(Given request): Recast every one of the records below as a JSON list of strings, one string per line, leaving out any blank lines.

─── Data rows ───

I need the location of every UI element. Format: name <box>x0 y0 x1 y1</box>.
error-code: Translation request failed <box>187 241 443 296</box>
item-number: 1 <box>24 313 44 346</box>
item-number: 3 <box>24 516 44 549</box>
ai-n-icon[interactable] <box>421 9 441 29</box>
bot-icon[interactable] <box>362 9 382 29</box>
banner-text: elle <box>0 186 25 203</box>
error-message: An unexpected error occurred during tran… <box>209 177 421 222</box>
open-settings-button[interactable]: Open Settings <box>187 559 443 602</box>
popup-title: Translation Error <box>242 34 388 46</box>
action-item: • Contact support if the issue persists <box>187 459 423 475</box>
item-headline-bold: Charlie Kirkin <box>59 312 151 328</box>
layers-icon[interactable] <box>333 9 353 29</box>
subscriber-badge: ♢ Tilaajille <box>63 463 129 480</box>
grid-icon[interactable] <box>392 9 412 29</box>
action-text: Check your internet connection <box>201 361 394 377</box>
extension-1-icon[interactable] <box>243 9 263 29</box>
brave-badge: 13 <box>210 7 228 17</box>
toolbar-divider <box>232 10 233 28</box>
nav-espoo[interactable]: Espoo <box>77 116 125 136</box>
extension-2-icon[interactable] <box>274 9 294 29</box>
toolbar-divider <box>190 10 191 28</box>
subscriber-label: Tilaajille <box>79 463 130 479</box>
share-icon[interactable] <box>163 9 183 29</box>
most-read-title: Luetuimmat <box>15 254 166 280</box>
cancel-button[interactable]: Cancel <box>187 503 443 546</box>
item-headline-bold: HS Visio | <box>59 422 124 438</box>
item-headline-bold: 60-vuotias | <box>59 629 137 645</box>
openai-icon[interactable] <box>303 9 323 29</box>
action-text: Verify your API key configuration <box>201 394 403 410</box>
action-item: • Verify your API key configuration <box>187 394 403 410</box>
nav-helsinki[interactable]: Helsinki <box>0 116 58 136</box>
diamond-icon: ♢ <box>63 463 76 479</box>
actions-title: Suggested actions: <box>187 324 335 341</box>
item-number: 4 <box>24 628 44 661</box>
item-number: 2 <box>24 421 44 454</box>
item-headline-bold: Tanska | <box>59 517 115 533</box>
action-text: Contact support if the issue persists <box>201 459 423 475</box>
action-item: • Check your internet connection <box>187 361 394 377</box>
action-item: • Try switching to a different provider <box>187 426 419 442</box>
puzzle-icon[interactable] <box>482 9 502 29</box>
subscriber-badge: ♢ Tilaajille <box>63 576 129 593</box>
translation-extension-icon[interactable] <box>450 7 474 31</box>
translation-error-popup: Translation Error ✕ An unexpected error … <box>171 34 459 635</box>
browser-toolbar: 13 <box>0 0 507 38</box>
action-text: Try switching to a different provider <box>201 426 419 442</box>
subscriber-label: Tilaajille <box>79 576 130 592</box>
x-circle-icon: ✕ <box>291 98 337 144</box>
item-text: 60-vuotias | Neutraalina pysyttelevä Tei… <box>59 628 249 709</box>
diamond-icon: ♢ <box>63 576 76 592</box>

───

(Full answer):
[
  "I need the location of every UI element. Format: name <box>x0 y0 x1 y1</box>.",
  "error-code: Translation request failed <box>187 241 443 296</box>",
  "item-number: 1 <box>24 313 44 346</box>",
  "item-number: 3 <box>24 516 44 549</box>",
  "ai-n-icon[interactable] <box>421 9 441 29</box>",
  "bot-icon[interactable] <box>362 9 382 29</box>",
  "banner-text: elle <box>0 186 25 203</box>",
  "error-message: An unexpected error occurred during tran… <box>209 177 421 222</box>",
  "open-settings-button[interactable]: Open Settings <box>187 559 443 602</box>",
  "popup-title: Translation Error <box>242 34 388 46</box>",
  "action-item: • Contact support if the issue persists <box>187 459 423 475</box>",
  "item-headline-bold: Charlie Kirkin <box>59 312 151 328</box>",
  "layers-icon[interactable] <box>333 9 353 29</box>",
  "subscriber-badge: ♢ Tilaajille <box>63 463 129 480</box>",
  "grid-icon[interactable] <box>392 9 412 29</box>",
  "action-text: Check your internet connection <box>201 361 394 377</box>",
  "extension-1-icon[interactable] <box>243 9 263 29</box>",
  "brave-badge: 13 <box>210 7 228 17</box>",
  "toolbar-divider <box>232 10 233 28</box>",
  "nav-espoo[interactable]: Espoo <box>77 116 125 136</box>",
  "extension-2-icon[interactable] <box>274 9 294 29</box>",
  "toolbar-divider <box>190 10 191 28</box>",
  "subscriber-label: Tilaajille <box>79 463 130 479</box>",
  "share-icon[interactable] <box>163 9 183 29</box>",
  "most-read-title: Luetuimmat <box>15 254 166 280</box>",
  "cancel-button[interactable]: Cancel <box>187 503 443 546</box>",
  "item-headline-bold: HS Visio | <box>59 422 124 438</box>",
  "item-headline-bold: 60-vuotias | <box>59 629 137 645</box>",
  "openai-icon[interactable] <box>303 9 323 29</box>",
  "action-text: Verify your API key configuration <box>201 394 403 410</box>",
  "action-item: • Verify your API key configuration <box>187 394 403 410</box>",
  "nav-helsinki[interactable]: Helsinki <box>0 116 58 136</box>",
  "diamond-icon: ♢ <box>63 463 76 479</box>",
  "actions-title: Suggested actions: <box>187 324 335 341</box>",
  "item-number: 4 <box>24 628 44 661</box>",
  "item-number: 2 <box>24 421 44 454</box>",
  "item-headline-bold: Tanska | <box>59 517 115 533</box>",
  "action-text: Contact support if the issue persists <box>201 459 423 475</box>",
  "action-item: • Check your internet connection <box>187 361 394 377</box>",
  "action-item: • Try switching to a different provider <box>187 426 419 442</box>",
  "puzzle-icon[interactable] <box>482 9 502 29</box>",
  "subscriber-badge: ♢ Tilaajille <box>63 576 129 593</box>",
  "translation-extension-icon[interactable] <box>450 7 474 31</box>",
  "translation-error-popup: Translation Error ✕ An unexpected error … <box>171 34 459 635</box>",
  "browser-toolbar: 13 <box>0 0 507 38</box>",
  "action-text: Try switching to a different provider <box>201 426 419 442</box>",
  "subscriber-label: Tilaajille <box>79 576 130 592</box>",
  "x-circle-icon: ✕ <box>291 98 337 144</box>",
  "item-text: 60-vuotias | Neutraalina pysyttelevä Tei… <box>59 628 249 709</box>",
  "diamond-icon: ♢ <box>63 576 76 592</box>"
]